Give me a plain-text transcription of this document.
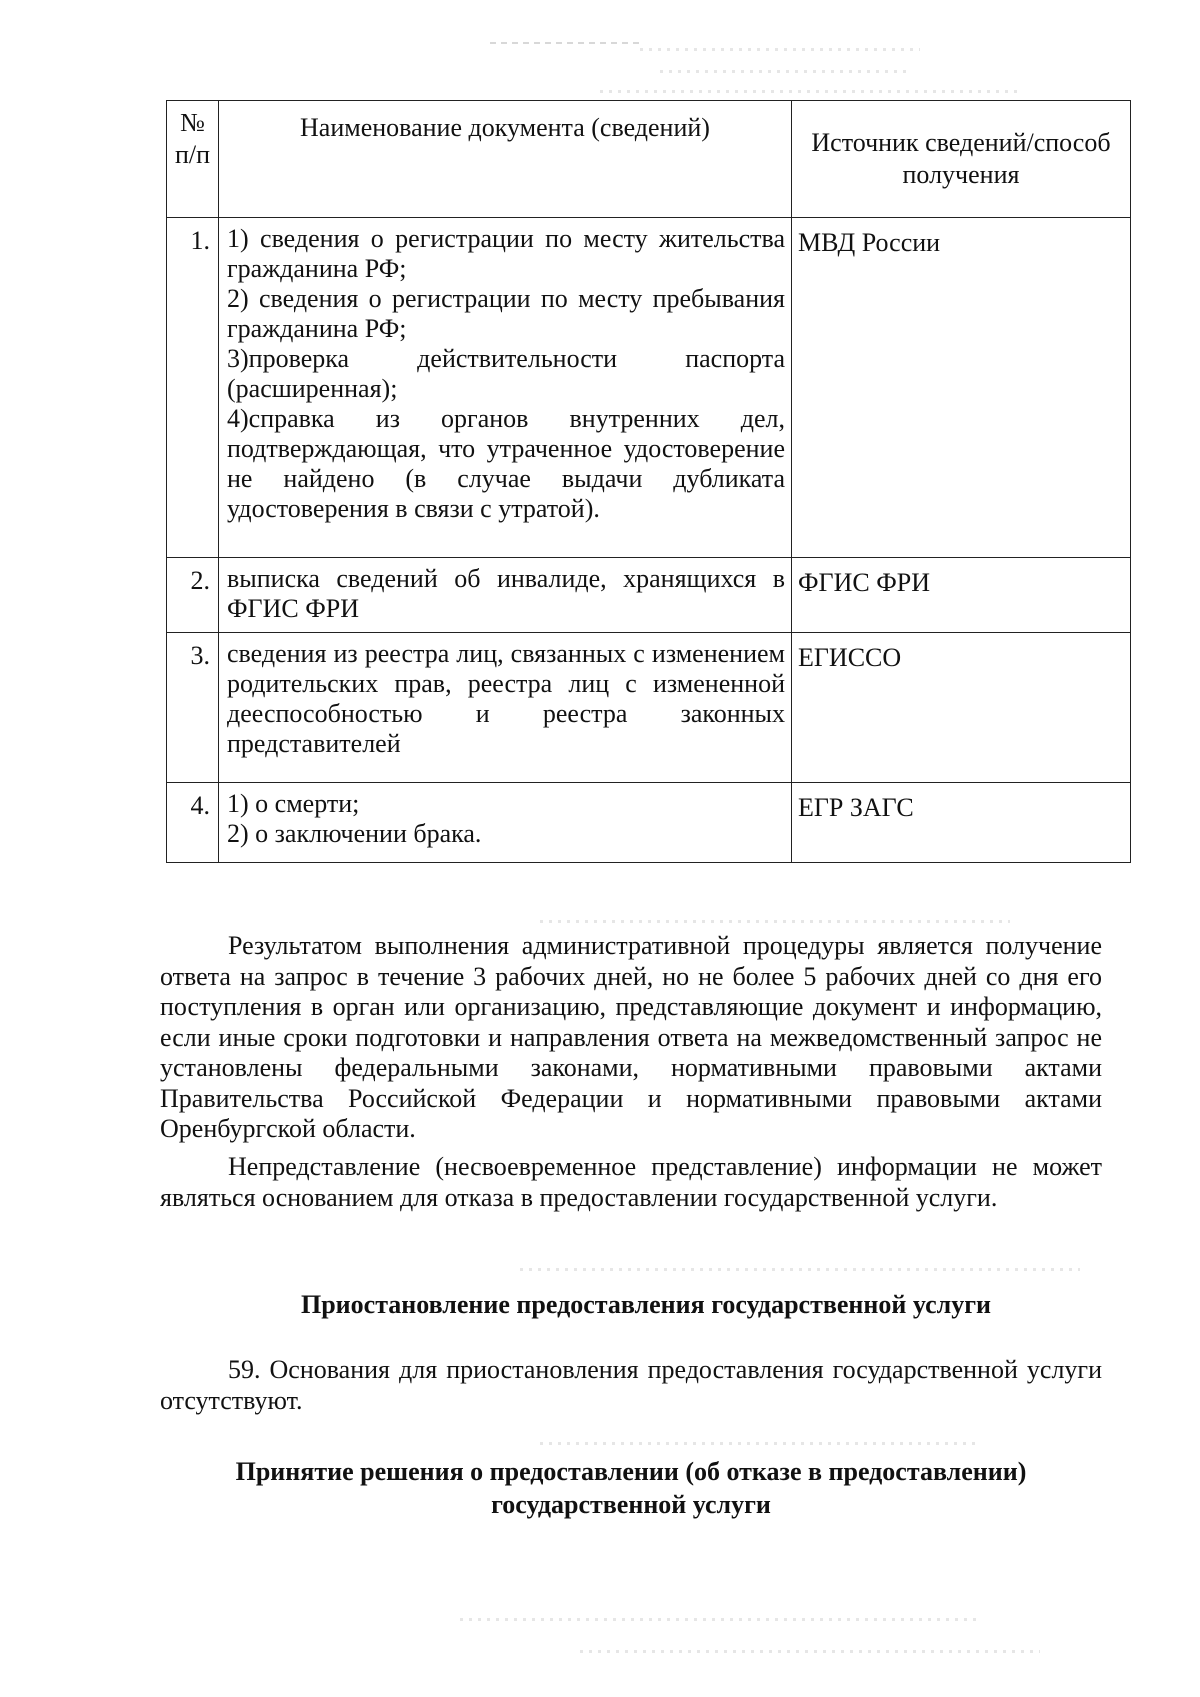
№ п/п	Наименование документа (сведений)	Источник сведений/способ получения
1.	1) сведения о регистрации по месту жительства гражданина РФ;

2) сведения о регистрации по месту пребывания гражданина РФ;

3)проверка действительности паспорта (расширенная);

4)справка из органов внутренних дел, подтверждающая, что утраченное удостоверение не найдено (в случае выдачи дубликата удостоверения в связи с утратой).	МВД России
2.	выписка сведений об инвалиде, хранящихся в ФГИС ФРИ	ФГИС ФРИ
3.	сведения из реестра лиц, связанных с изменением родительских прав, реестра лиц с измененной дееспособностью и реестра законных представителей	ЕГИССО
4.	1) о смерти;

2) о заключении брака.	ЕГР ЗАГС

Результатом выполнения административной процедуры является получение ответа на запрос в течение 3 рабочих дней, но не более 5 рабочих дней со дня его поступления в орган или организацию, представляющие документ и информацию, если иные сроки подготовки и направления ответа на межведомственный запрос не установлены федеральными законами, нормативными правовыми актами Правительства Российской Федерации и нормативными правовыми актами Оренбургской области.

Непредставление (несвоевременное представление) информации не может являться основанием для отказа в предоставлении государственной услуги.

Приостановление предоставления государственной услуги

59. Основания для приостановления предоставления государственной услуги отсутствуют.

Принятие решения о предоставлении (об отказе в предоставлении)
государственной услуги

- _The request_: Copy every line of the records above that contains "сведения".

- _Written answer_:
1.	1) сведения о регистрации по месту жительства гражданина РФ;
2) сведения о регистрации по месту пребывания гражданина РФ;
3.	сведения из реестра лиц, связанных с изменением родительских прав, реестра лиц с измененной дееспособностью и реестра законных представителей	ЕГИССО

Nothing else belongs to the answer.